● **PROBLEM REQUIREMENTS**: Identify the lines that contain the string "illustration", then copy each of them.

● **A block of data**:

--

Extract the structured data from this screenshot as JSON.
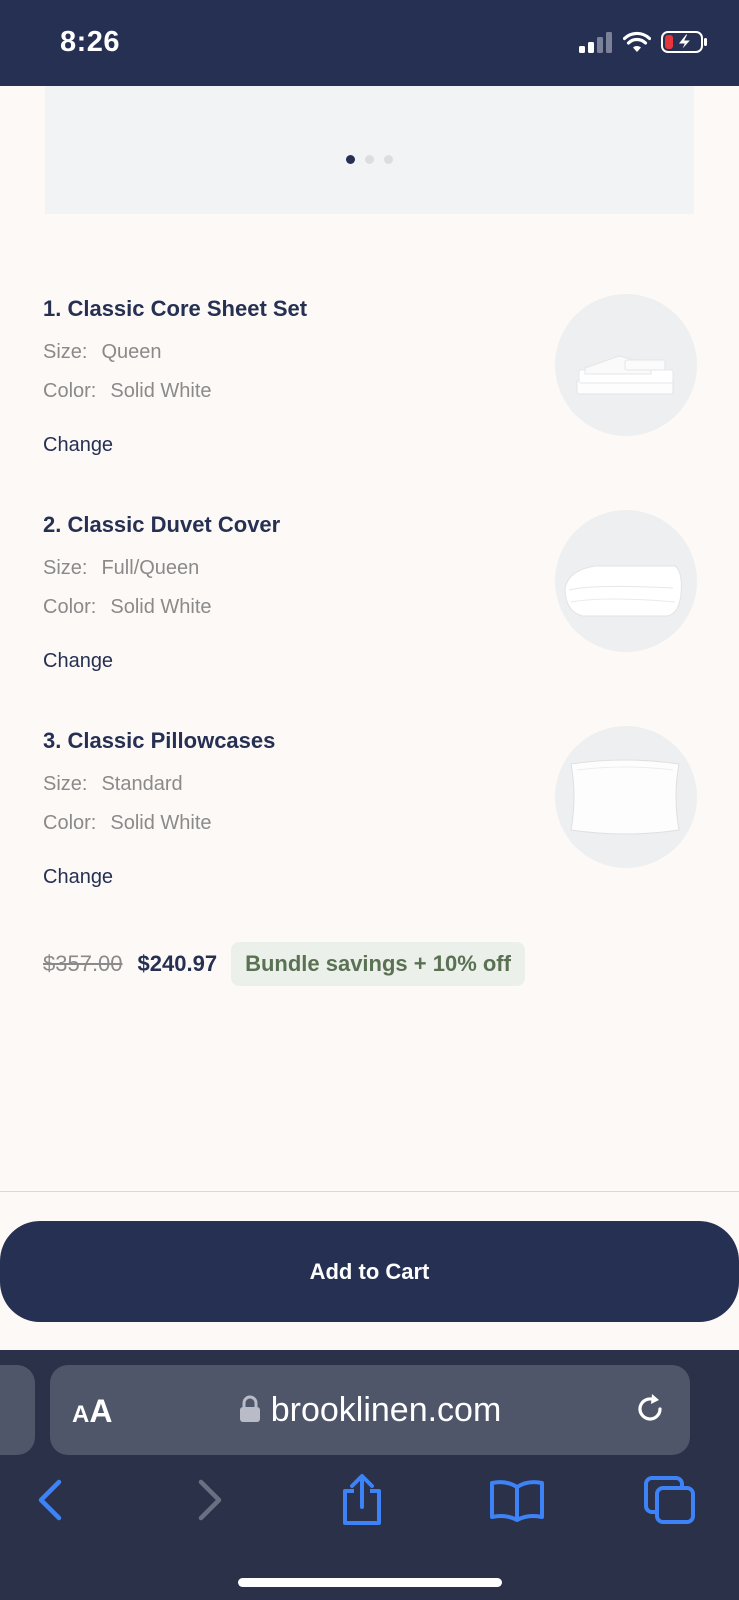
{
  "status_bar": {
    "time": "8:26"
  },
  "carousel": {
    "dots": 3,
    "active_dot": 0
  },
  "items": [
    {
      "title": "1. Classic Core Sheet Set",
      "size_label": "Size:",
      "size_value": "Queen",
      "color_label": "Color:",
      "color_value": "Solid White",
      "change_label": "Change",
      "image_icon": "sheet-set-image"
    },
    {
      "title": "2. Classic Duvet Cover",
      "size_label": "Size:",
      "size_value": "Full/Queen",
      "color_label": "Color:",
      "color_value": "Solid White",
      "change_label": "Change",
      "image_icon": "duvet-cover-image"
    },
    {
      "title": "3. Classic Pillowcases",
      "size_label": "Size:",
      "size_value": "Standard",
      "color_label": "Color:",
      "color_value": "Solid White",
      "change_label": "Change",
      "image_icon": "pillowcase-image"
    }
  ],
  "pricing": {
    "original_price": "$357.00",
    "bundle_price": "$240.97",
    "savings_badge": "Bundle savings + 10% off"
  },
  "cart": {
    "add_to_cart_label": "Add to Cart"
  },
  "browser": {
    "text_size_small": "A",
    "text_size_big": "A",
    "domain": "brooklinen.com",
    "toolbar_icons": [
      "back-icon",
      "forward-icon",
      "share-icon",
      "bookmarks-icon",
      "tabs-icon"
    ]
  },
  "colors": {
    "navy": "#253053",
    "background": "#fdf9f6",
    "savings_green": "#5b7153",
    "browser_accent": "#3d82f6"
  }
}
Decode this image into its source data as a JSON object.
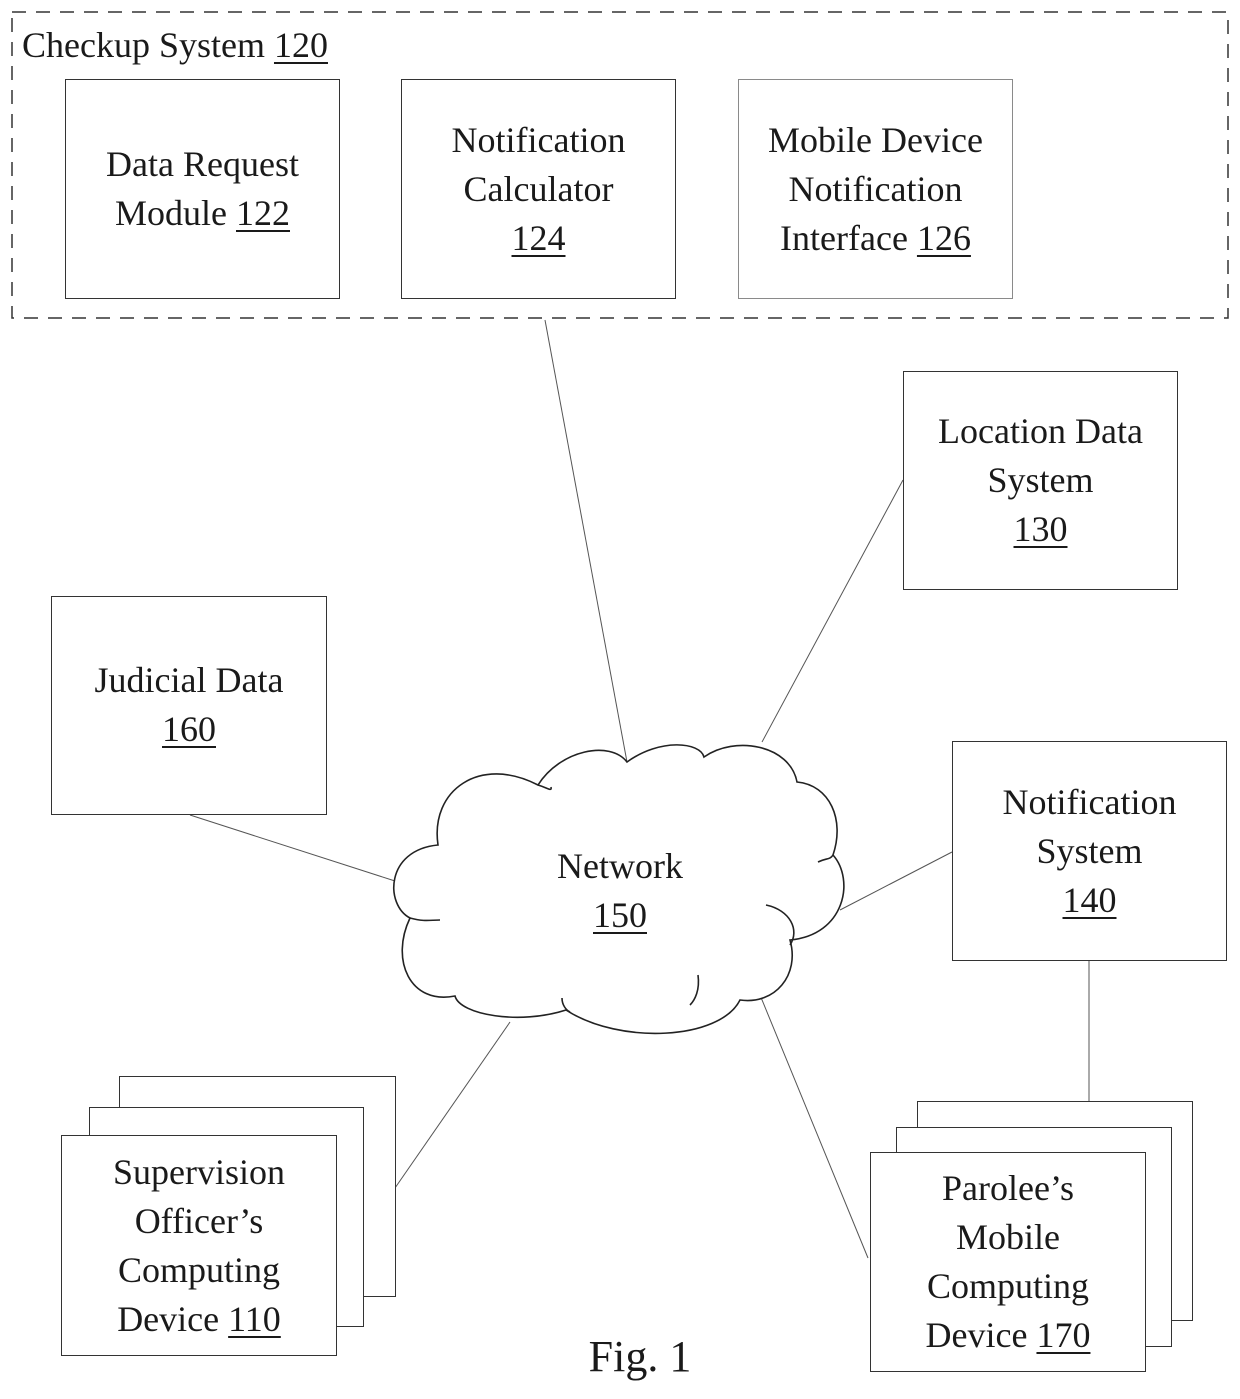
{
  "figure": {
    "caption": "Fig. 1"
  },
  "checkup_system": {
    "label": "Checkup System",
    "ref": "120",
    "modules": [
      {
        "lines": [
          "Data Request",
          "Module"
        ],
        "ref": "122"
      },
      {
        "lines": [
          "Notification",
          "Calculator"
        ],
        "ref": "124"
      },
      {
        "lines": [
          "Mobile Device",
          "Notification",
          "Interface"
        ],
        "ref": "126"
      }
    ]
  },
  "network": {
    "lines": [
      "Network"
    ],
    "ref": "150"
  },
  "nodes": {
    "location_data_system": {
      "lines": [
        "Location Data",
        "System"
      ],
      "ref": "130"
    },
    "judicial_data": {
      "lines": [
        "Judicial Data"
      ],
      "ref": "160"
    },
    "notification_system": {
      "lines": [
        "Notification",
        "System"
      ],
      "ref": "140"
    },
    "supervision_device": {
      "lines": [
        "Supervision",
        "Officer’s",
        "Computing",
        "Device"
      ],
      "ref": "110"
    },
    "parolee_device": {
      "lines": [
        "Parolee’s",
        "Mobile",
        "Computing",
        "Device"
      ],
      "ref": "170"
    }
  },
  "connections": [
    {
      "from": "checkup-system",
      "to": "network"
    },
    {
      "from": "location-data-system",
      "to": "network"
    },
    {
      "from": "judicial-data",
      "to": "network"
    },
    {
      "from": "notification-system",
      "to": "network"
    },
    {
      "from": "supervision-device",
      "to": "network"
    },
    {
      "from": "parolee-device",
      "to": "network"
    },
    {
      "from": "notification-system",
      "to": "parolee-device"
    }
  ]
}
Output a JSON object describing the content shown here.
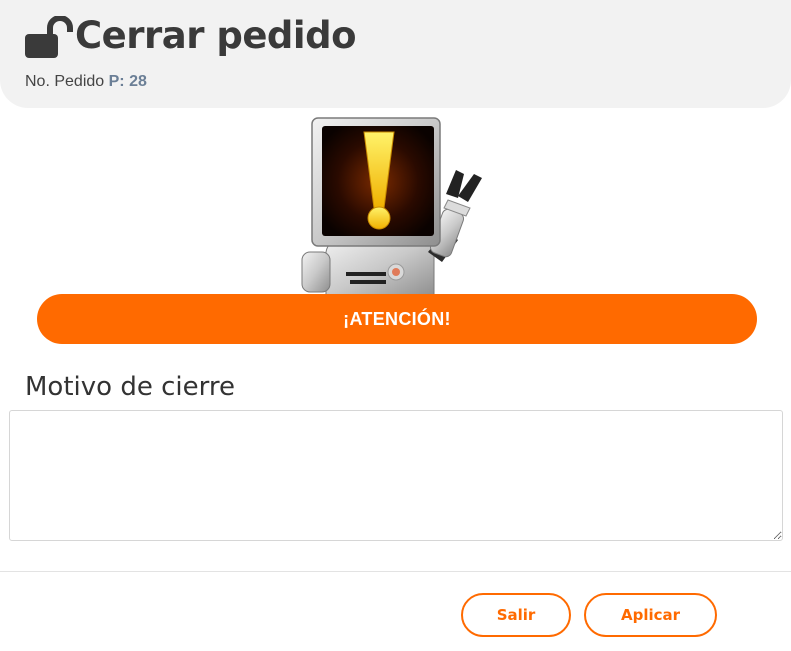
{
  "header": {
    "title": "Cerrar pedido",
    "order_label": "No. Pedido",
    "order_value": "P: 28",
    "icon": "unlocked-padlock-icon"
  },
  "illustration": {
    "icon": "warning-robot-illustration"
  },
  "alert": {
    "text": "¡ATENCIÓN!",
    "color": "#ff6a00"
  },
  "form": {
    "reason_label": "Motivo de cierre",
    "reason_value": ""
  },
  "actions": {
    "exit_label": "Salir",
    "apply_label": "Aplicar"
  },
  "colors": {
    "accent": "#ff6a00",
    "header_bg": "#f2f2f2",
    "order_value": "#6b7f96"
  }
}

--

● **REPLY TO THE TASK**:
  "illustration": {
    "icon": "warning-robot-illustration"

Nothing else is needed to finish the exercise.